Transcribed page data
BEGIN
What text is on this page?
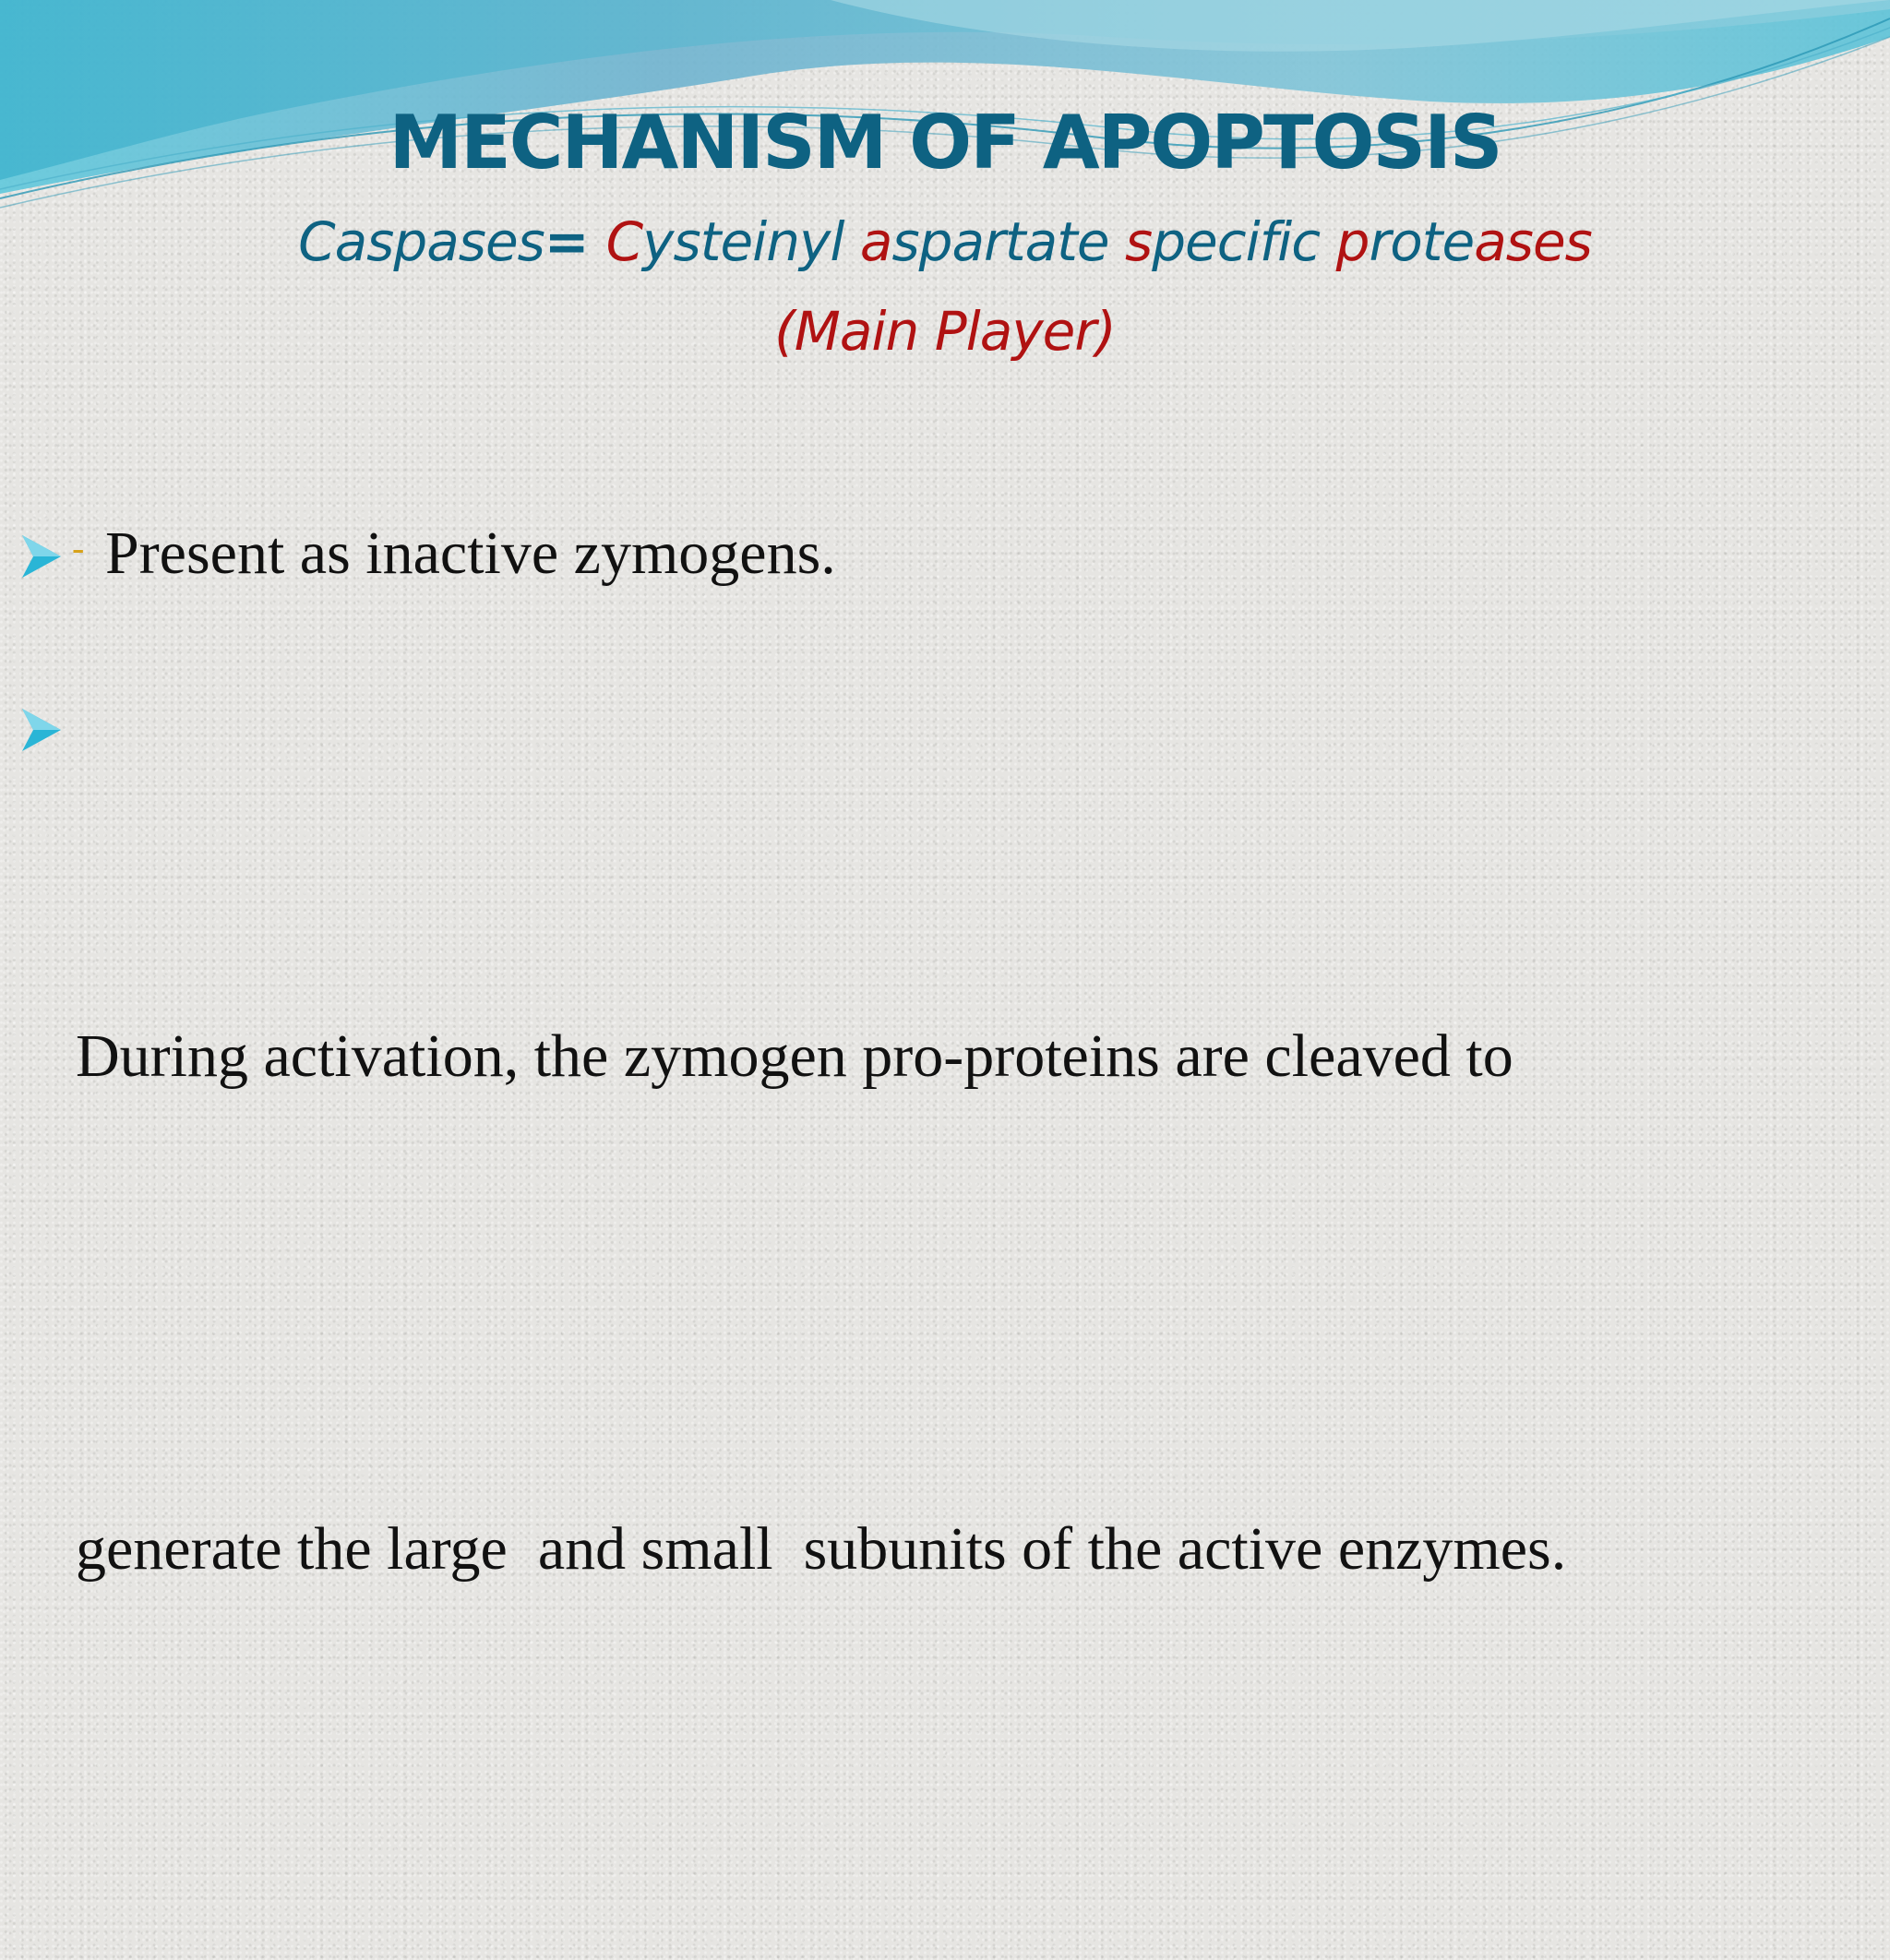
MECHANISM OF APOPTOSIS

Caspases= Cysteinyl aspartate specific proteases

(Main Player)

- Present as inactive zymogens.

During activation, the zymogen pro-proteins are cleaved to

generate the large  and small  subunits of the active enzymes.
END
# TASK DIRECTIONS
Could you repeat all of the entries exactly, without the pictures?

# OUTPUT FOR THIS TASK
What text is on this page?
MECHANISM OF APOPTOSIS

Caspases= Cysteinyl aspartate specific proteases

(Main Player)

- Present as inactive zymogens.

During activation, the zymogen pro-proteins are cleaved to

generate the large  and small  subunits of the active enzymes.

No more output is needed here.